> _Entries_
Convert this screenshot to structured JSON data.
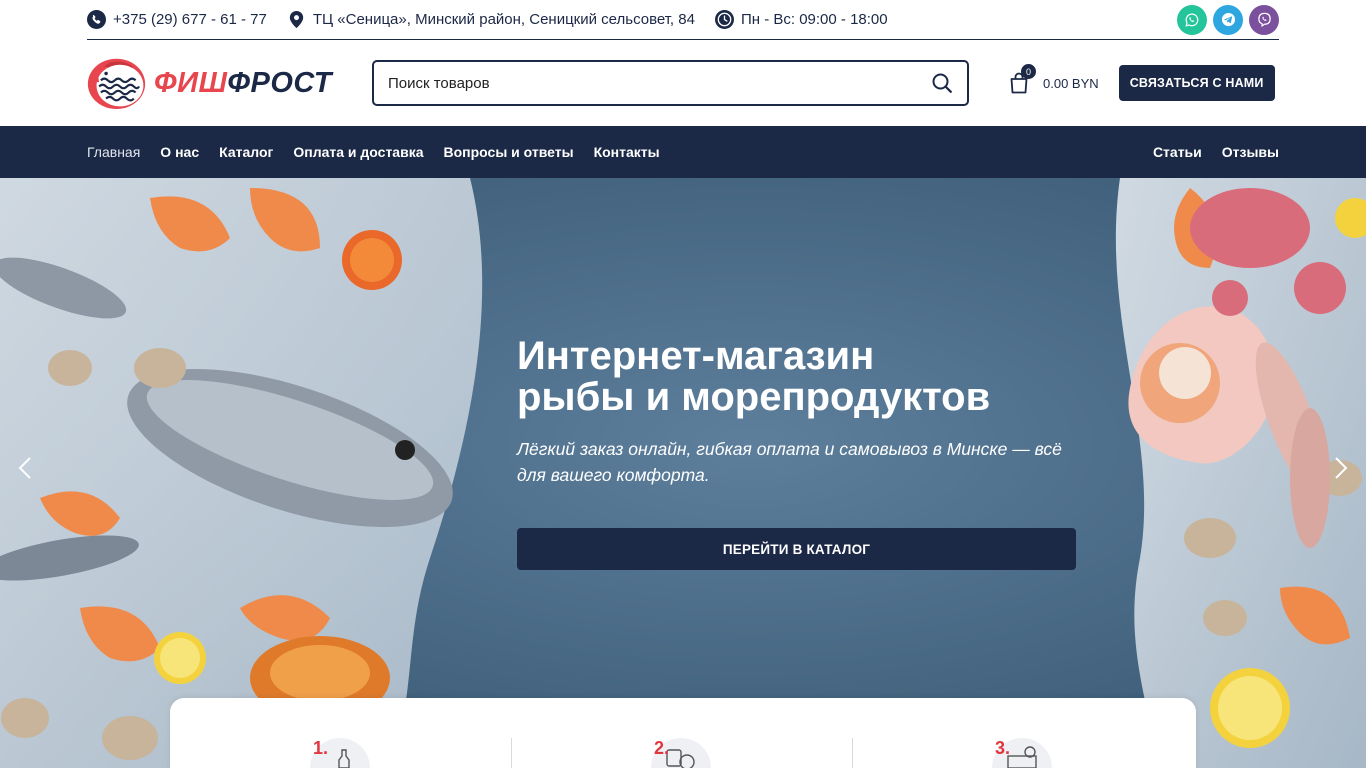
{
  "topbar": {
    "phone": "+375 (29) 677 - 61 - 77",
    "address": "ТЦ «Сеница», Минский район, Сеницкий сельсовет, 84",
    "hours": "Пн - Вс: 09:00 - 18:00",
    "social": [
      {
        "name": "whatsapp",
        "color": "#25c59b"
      },
      {
        "name": "telegram",
        "color": "#2ea7e0"
      },
      {
        "name": "viber",
        "color": "#7b519d"
      }
    ]
  },
  "header": {
    "logo_part1": "ФИШ",
    "logo_part2": "ФРОСТ",
    "search_placeholder": "Поиск товаров",
    "cart_count": "0",
    "cart_total": "0.00 BYN",
    "contact_label": "Связаться с нами"
  },
  "nav": {
    "left": [
      "Главная",
      "О нас",
      "Каталог",
      "Оплата и доставка",
      "Вопросы и ответы",
      "Контакты"
    ],
    "right": [
      "Статьи",
      "Отзывы"
    ]
  },
  "hero": {
    "title_line1": "Интернет-магазин",
    "title_line2": "рыбы и морепродуктов",
    "subtitle": "Лёгкий заказ онлайн, гибкая оплата и самовывоз в Минске — всё для вашего комфорта.",
    "button_label": "ПЕРЕЙТИ В КАТАЛОГ"
  },
  "steps": [
    {
      "num": "1.",
      "icon": "bottle-icon"
    },
    {
      "num": "2.",
      "icon": "payment-icon"
    },
    {
      "num": "3.",
      "icon": "delivery-icon"
    }
  ],
  "colors": {
    "navy": "#1b2846",
    "brand_red": "#e8464f",
    "step_red": "#e0373f"
  }
}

> _Direction_
Transcribe the preceding listing in its entirety and with exact wording, leaving out pictures.

> _Task response_
Convert this screenshot to structured JSON data.
{
  "topbar": {
    "phone": "+375 (29) 677 - 61 - 77",
    "address": "ТЦ «Сеница», Минский район, Сеницкий сельсовет, 84",
    "hours": "Пн - Вс: 09:00 - 18:00",
    "social": [
      {
        "name": "whatsapp",
        "color": "#25c59b"
      },
      {
        "name": "telegram",
        "color": "#2ea7e0"
      },
      {
        "name": "viber",
        "color": "#7b519d"
      }
    ]
  },
  "header": {
    "logo_part1": "ФИШ",
    "logo_part2": "ФРОСТ",
    "search_placeholder": "Поиск товаров",
    "cart_count": "0",
    "cart_total": "0.00 BYN",
    "contact_label": "Связаться с нами"
  },
  "nav": {
    "left": [
      "Главная",
      "О нас",
      "Каталог",
      "Оплата и доставка",
      "Вопросы и ответы",
      "Контакты"
    ],
    "right": [
      "Статьи",
      "Отзывы"
    ]
  },
  "hero": {
    "title_line1": "Интернет-магазин",
    "title_line2": "рыбы и морепродуктов",
    "subtitle": "Лёгкий заказ онлайн, гибкая оплата и самовывоз в Минске — всё для вашего комфорта.",
    "button_label": "ПЕРЕЙТИ В КАТАЛОГ"
  },
  "steps": [
    {
      "num": "1.",
      "icon": "bottle-icon"
    },
    {
      "num": "2.",
      "icon": "payment-icon"
    },
    {
      "num": "3.",
      "icon": "delivery-icon"
    }
  ],
  "colors": {
    "navy": "#1b2846",
    "brand_red": "#e8464f",
    "step_red": "#e0373f"
  }
}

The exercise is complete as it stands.